--- PROBLEM TO WORK ON ---
Copy each of the entries below faithfully, setting aside any pictures.

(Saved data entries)
━━━━━━━━
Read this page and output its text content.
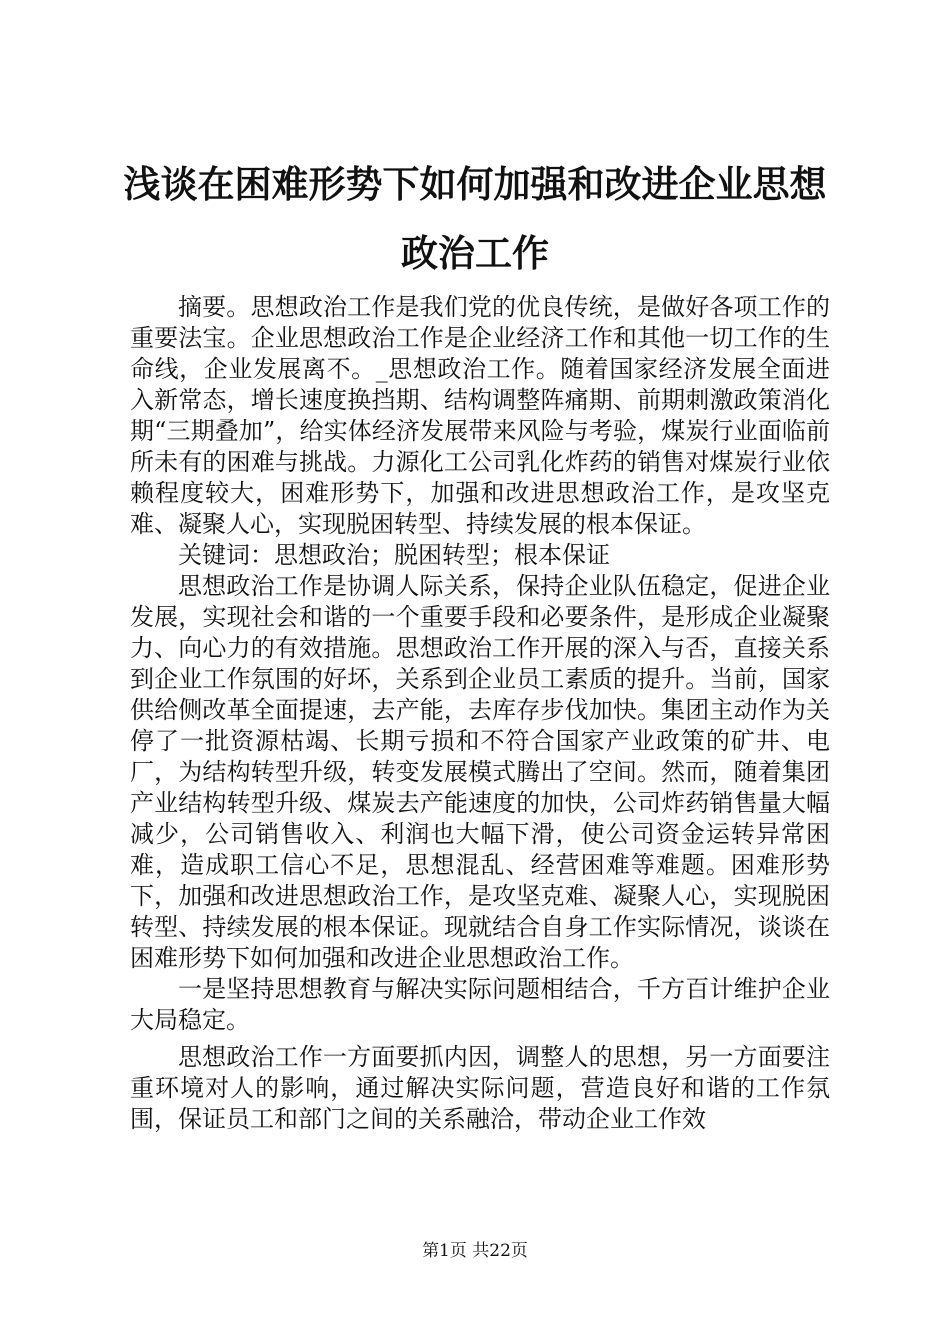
浅谈在困难形势下如何加强和改进企业思想政治工作

摘要。思想政治工作是我们党的优良传统，是做好各项工作的重要法宝。企业思想政治工作是企业经济工作和其他一切工作的生命线，企业发展离不。_思想政治工作。随着国家经济发展全面进入新常态，增长速度换挡期、结构调整阵痛期、前期刺激政策消化期“三期叠加”，给实体经济发展带来风险与考验，煤炭行业面临前所未有的困难与挑战。力源化工公司乳化炸药的销售对煤炭行业依赖程度较大，困难形势下，加强和改进思想政治工作，是攻坚克难、凝聚人心，实现脱困转型、持续发展的根本保证。

关键词：思想政治；脱困转型；根本保证

思想政治工作是协调人际关系，保持企业队伍稳定，促进企业发展，实现社会和谐的一个重要手段和必要条件，是形成企业凝聚力、向心力的有效措施。思想政治工作开展的深入与否，直接关系到企业工作氛围的好坏，关系到企业员工素质的提升。当前，国家供给侧改革全面提速，去产能，去库存步伐加快。集团主动作为关停了一批资源枯竭、长期亏损和不符合国家产业政策的矿井、电厂，为结构转型升级，转变发展模式腾出了空间。然而，随着集团产业结构转型升级、煤炭去产能速度的加快，公司炸药销售量大幅减少，公司销售收入、利润也大幅下滑，使公司资金运转异常困难，造成职工信心不足，思想混乱、经营困难等难题。困难形势下，加强和改进思想政治工作，是攻坚克难、凝聚人心，实现脱困转型、持续发展的根本保证。现就结合自身工作实际情况，谈谈在困难形势下如何加强和改进企业思想政治工作。

一是坚持思想教育与解决实际问题相结合，千方百计维护企业大局稳定。

思想政治工作一方面要抓内因，调整人的思想，另一方面要注重环境对人的影响，通过解决实际问题，营造良好和谐的工作氛围，保证员工和部门之间的关系融洽，带动企业工作效

第1页 共22页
━━━━━━━━
--- THE RESULT ---
Read this page and output its text content.
浅谈在困难形势下如何加强和改进企业思想政治工作

摘要。思想政治工作是我们党的优良传统，是做好各项工作的重要法宝。企业思想政治工作是企业经济工作和其他一切工作的生命线，企业发展离不。_思想政治工作。随着国家经济发展全面进入新常态，增长速度换挡期、结构调整阵痛期、前期刺激政策消化期“三期叠加”，给实体经济发展带来风险与考验，煤炭行业面临前所未有的困难与挑战。力源化工公司乳化炸药的销售对煤炭行业依赖程度较大，困难形势下，加强和改进思想政治工作，是攻坚克难、凝聚人心，实现脱困转型、持续发展的根本保证。

关键词：思想政治；脱困转型；根本保证

思想政治工作是协调人际关系，保持企业队伍稳定，促进企业发展，实现社会和谐的一个重要手段和必要条件，是形成企业凝聚力、向心力的有效措施。思想政治工作开展的深入与否，直接关系到企业工作氛围的好坏，关系到企业员工素质的提升。当前，国家供给侧改革全面提速，去产能，去库存步伐加快。集团主动作为关停了一批资源枯竭、长期亏损和不符合国家产业政策的矿井、电厂，为结构转型升级，转变发展模式腾出了空间。然而，随着集团产业结构转型升级、煤炭去产能速度的加快，公司炸药销售量大幅减少，公司销售收入、利润也大幅下滑，使公司资金运转异常困难，造成职工信心不足，思想混乱、经营困难等难题。困难形势下，加强和改进思想政治工作，是攻坚克难、凝聚人心，实现脱困转型、持续发展的根本保证。现就结合自身工作实际情况，谈谈在困难形势下如何加强和改进企业思想政治工作。

一是坚持思想教育与解决实际问题相结合，千方百计维护企业大局稳定。

思想政治工作一方面要抓内因，调整人的思想，另一方面要注重环境对人的影响，通过解决实际问题，营造良好和谐的工作氛围，保证员工和部门之间的关系融洽，带动企业工作效

第1页 共22页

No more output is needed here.